■ Your goal
Of the lines in the records that follow, how many include the word "relative"? Answer with a bare number.

■ Records supplied

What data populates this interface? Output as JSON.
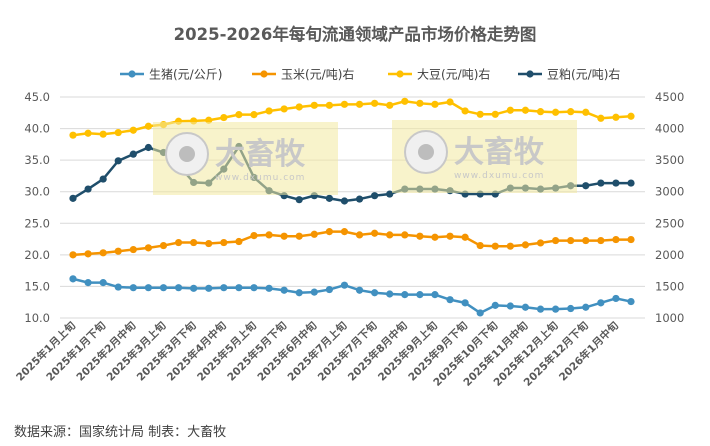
{
  "chart_data": {
    "type": "line",
    "title": "2025-2026年每旬流通领域产品市场价格走势图",
    "x_tick_labels": [
      "2025年1月上旬",
      "2025年1月下旬",
      "2025年2月中旬",
      "2025年3月上旬",
      "2025年3月下旬",
      "2025年4月中旬",
      "2025年5月上旬",
      "2025年5月下旬",
      "2025年6月中旬",
      "2025年7月上旬",
      "2025年7月下旬",
      "2025年8月中旬",
      "2025年9月上旬",
      "2025年9月下旬",
      "2025年10月下旬",
      "2025年11月中旬",
      "2025年12月上旬",
      "2025年12月下旬",
      "2026年1月中旬"
    ],
    "y_left": {
      "min": 10,
      "max": 45,
      "ticks": [
        "10.0",
        "15.0",
        "20.0",
        "25.0",
        "30.0",
        "35.0",
        "40.0",
        "45.0"
      ]
    },
    "y_right": {
      "min": 1000,
      "max": 4500,
      "ticks": [
        "1000",
        "1500",
        "2000",
        "2500",
        "3000",
        "3500",
        "4000",
        "4500"
      ]
    },
    "grid": true,
    "legend_position": "top",
    "series": [
      {
        "name": "生猪(元/公斤)",
        "axis": "left",
        "color": "#4190c0",
        "values": [
          16.2,
          15.6,
          15.6,
          14.9,
          14.8,
          14.8,
          14.8,
          14.8,
          14.7,
          14.7,
          14.8,
          14.8,
          14.8,
          14.7,
          14.4,
          14.0,
          14.1,
          14.5,
          15.2,
          14.4,
          14.0,
          13.8,
          13.7,
          13.7,
          13.7,
          12.9,
          12.4,
          10.8,
          12.0,
          11.9,
          11.7,
          11.4,
          11.4,
          11.5,
          11.7,
          12.4,
          13.1,
          12.6
        ]
      },
      {
        "name": "玉米(元/吨)右",
        "axis": "right",
        "color": "#f59400",
        "values": [
          2000,
          2016,
          2032,
          2058,
          2084,
          2111,
          2147,
          2195,
          2195,
          2179,
          2195,
          2211,
          2305,
          2316,
          2295,
          2295,
          2326,
          2368,
          2368,
          2316,
          2342,
          2316,
          2316,
          2295,
          2279,
          2295,
          2279,
          2147,
          2137,
          2137,
          2158,
          2189,
          2226,
          2226,
          2226,
          2226,
          2242,
          2242
        ]
      },
      {
        "name": "大豆(元/吨)右",
        "axis": "right",
        "color": "#ffc000",
        "values": [
          3895,
          3926,
          3911,
          3937,
          3974,
          4037,
          4063,
          4116,
          4121,
          4132,
          4174,
          4221,
          4221,
          4279,
          4311,
          4342,
          4368,
          4368,
          4384,
          4384,
          4400,
          4368,
          4432,
          4400,
          4384,
          4421,
          4279,
          4226,
          4226,
          4290,
          4290,
          4268,
          4258,
          4268,
          4258,
          4163,
          4179,
          4195
        ]
      },
      {
        "name": "豆粕(元/吨)右",
        "axis": "right",
        "color": "#1f4e6b",
        "values": [
          2895,
          3042,
          3200,
          3489,
          3595,
          3700,
          3621,
          3421,
          3147,
          3137,
          3358,
          3716,
          3226,
          3016,
          2937,
          2874,
          2937,
          2895,
          2853,
          2884,
          2937,
          2963,
          3042,
          3042,
          3042,
          3016,
          2963,
          2963,
          2963,
          3058,
          3058,
          3042,
          3058,
          3095,
          3095,
          3137,
          3137,
          3137
        ]
      }
    ]
  },
  "footer": "数据来源：国家统计局 制表：大畜牧",
  "watermark": {
    "brand": "大畜牧",
    "url": "www.dxumu.com"
  }
}
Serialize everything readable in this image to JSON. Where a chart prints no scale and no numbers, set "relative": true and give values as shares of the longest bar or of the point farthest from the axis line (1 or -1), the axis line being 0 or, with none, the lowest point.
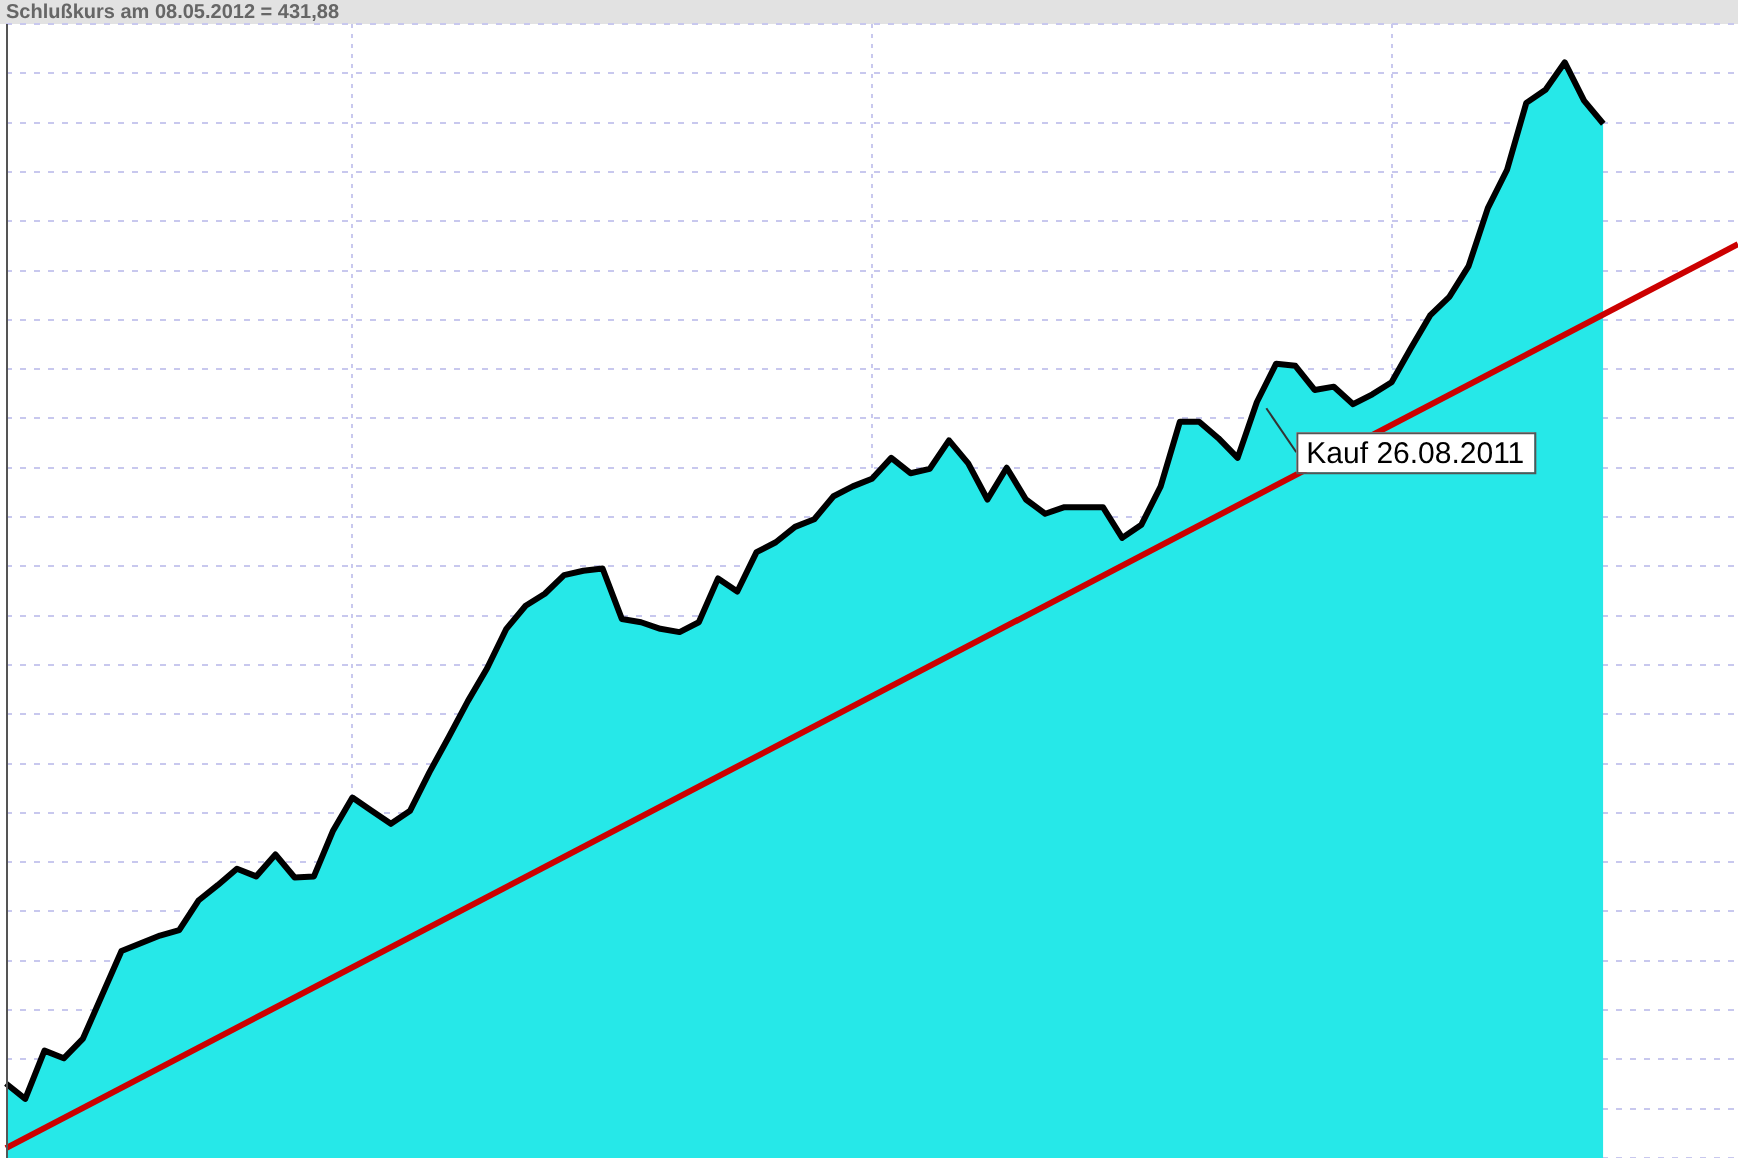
{
  "chart_data": {
    "type": "area",
    "title": "Schlußkurs am 08.05.2012 = 431,88",
    "relative": true,
    "grid": true,
    "legend": false,
    "annotations": [
      "Kauf 26.08.2011"
    ],
    "categories": [
      null,
      null,
      null,
      null,
      null,
      null,
      null,
      null,
      null,
      null,
      null,
      null,
      null,
      null,
      null,
      null,
      null,
      null,
      null,
      null,
      null,
      null,
      null,
      null,
      null,
      null,
      null,
      null,
      null,
      null,
      null,
      null,
      null,
      null,
      null,
      null,
      null,
      null,
      null,
      null,
      null,
      null,
      null,
      null,
      null,
      null,
      null,
      null,
      null,
      null,
      null,
      null,
      null,
      null,
      null,
      null,
      null,
      null,
      null,
      null,
      null,
      null,
      null,
      null,
      null,
      null,
      null,
      null,
      null,
      null,
      null,
      null,
      null,
      null,
      null,
      null,
      null,
      null,
      null,
      null,
      null,
      null,
      null,
      null,
      null,
      null,
      null,
      null,
      null,
      null,
      null
    ],
    "series": [
      {
        "color": "#26e8e8",
        "values": [
          0.068,
          0.054,
          0.098,
          0.091,
          0.109,
          0.149,
          0.189,
          0.196,
          0.203,
          0.208,
          0.235,
          0.249,
          0.264,
          0.257,
          0.277,
          0.256,
          0.257,
          0.299,
          0.329,
          0.317,
          0.305,
          0.317,
          0.352,
          0.384,
          0.417,
          0.447,
          0.483,
          0.504,
          0.515,
          0.532,
          0.536,
          0.538,
          0.492,
          0.489,
          0.483,
          0.48,
          0.489,
          0.529,
          0.517,
          0.553,
          0.562,
          0.576,
          0.583,
          0.604,
          0.613,
          0.62,
          0.639,
          0.625,
          0.629,
          0.655,
          0.634,
          0.601,
          0.63,
          0.601,
          0.588,
          0.594,
          0.594,
          0.594,
          0.566,
          0.578,
          0.613,
          0.672,
          0.672,
          0.657,
          0.639,
          0.69,
          0.725,
          0.723,
          0.701,
          0.704,
          0.688,
          0.697,
          0.708,
          0.739,
          0.769,
          0.786,
          0.814,
          0.867,
          0.902,
          0.963,
          0.975,
          1,
          0.965,
          0.944,
          null,
          null,
          null,
          null,
          null,
          null,
          null
        ]
      },
      {
        "type": "line",
        "color": "#cc0000",
        "values": [
          0.009,
          null,
          null,
          null,
          null,
          null,
          null,
          null,
          null,
          null,
          null,
          null,
          null,
          null,
          null,
          null,
          null,
          null,
          null,
          null,
          null,
          null,
          null,
          null,
          null,
          null,
          null,
          null,
          null,
          null,
          null,
          null,
          null,
          null,
          null,
          null,
          null,
          null,
          null,
          null,
          null,
          null,
          null,
          null,
          null,
          null,
          null,
          null,
          null,
          null,
          null,
          null,
          null,
          null,
          null,
          null,
          null,
          null,
          null,
          null,
          null,
          null,
          null,
          null,
          null,
          null,
          null,
          null,
          null,
          null,
          null,
          null,
          null,
          null,
          null,
          null,
          null,
          null,
          null,
          null,
          null,
          null,
          null,
          null,
          null,
          null,
          null,
          null,
          null,
          null,
          0.834
        ]
      }
    ]
  }
}
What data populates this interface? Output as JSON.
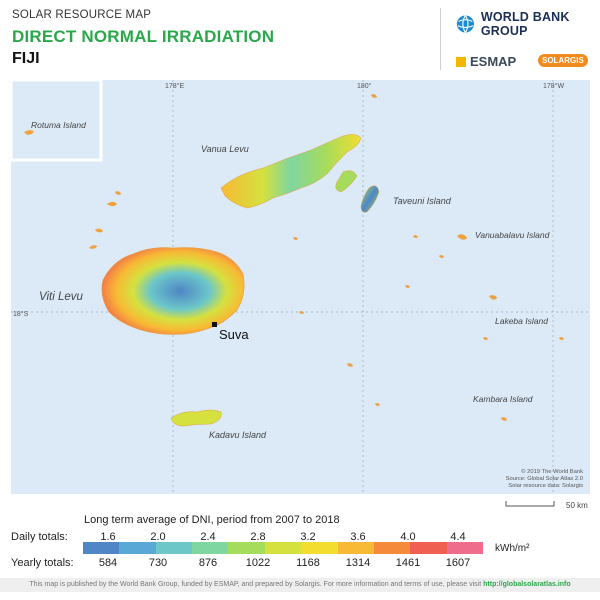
{
  "header": {
    "kicker": "SOLAR RESOURCE MAP",
    "title": "DIRECT NORMAL IRRADIATION",
    "country": "FIJI"
  },
  "logos": {
    "world_bank": "WORLD BANK GROUP",
    "esmap": "ESMAP",
    "solargis": "SOLARGIS"
  },
  "map": {
    "graticule": {
      "lon_178e": "178°E",
      "lon_180": "180°",
      "lon_178w": "178°W",
      "lat_18s": "18°S"
    },
    "labels": {
      "rotuma": "Rotuma Island",
      "vanua_levu": "Vanua Levu",
      "taveuni": "Taveuni Island",
      "vanuabalavu": "Vanuabalavu Island",
      "viti_levu": "Viti Levu",
      "suva": "Suva",
      "lakeba": "Lakeba Island",
      "kambara": "Kambara Island",
      "kadavu": "Kadavu Island"
    },
    "credits": [
      "© 2019 The World Bank",
      "Source: Global Solar Atlas 2.0",
      "Solar resource data: Solargis"
    ],
    "scale_label": "50 km"
  },
  "legend": {
    "title": "Long term average of DNI, period from 2007 to 2018",
    "daily_label": "Daily totals:",
    "yearly_label": "Yearly totals:",
    "daily_ticks": [
      "1.6",
      "2.0",
      "2.4",
      "2.8",
      "3.2",
      "3.6",
      "4.0",
      "4.4"
    ],
    "yearly_ticks": [
      "584",
      "730",
      "876",
      "1022",
      "1168",
      "1314",
      "1461",
      "1607"
    ],
    "unit": "kWh/m²",
    "colors": [
      "#4f86c6",
      "#5aa8d6",
      "#6cc7c9",
      "#7fd6a0",
      "#a6dc5c",
      "#d5e13f",
      "#f3de2f",
      "#f8b934",
      "#f58a3b",
      "#ef5f52",
      "#ef6c8c"
    ]
  },
  "footer": {
    "text": "This map is published by the World Bank Group, funded by ESMAP, and prepared by Solargis. For more information and terms of use, please visit ",
    "link": "http://globalsolaratlas.info"
  }
}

■ Answer to this exercise
2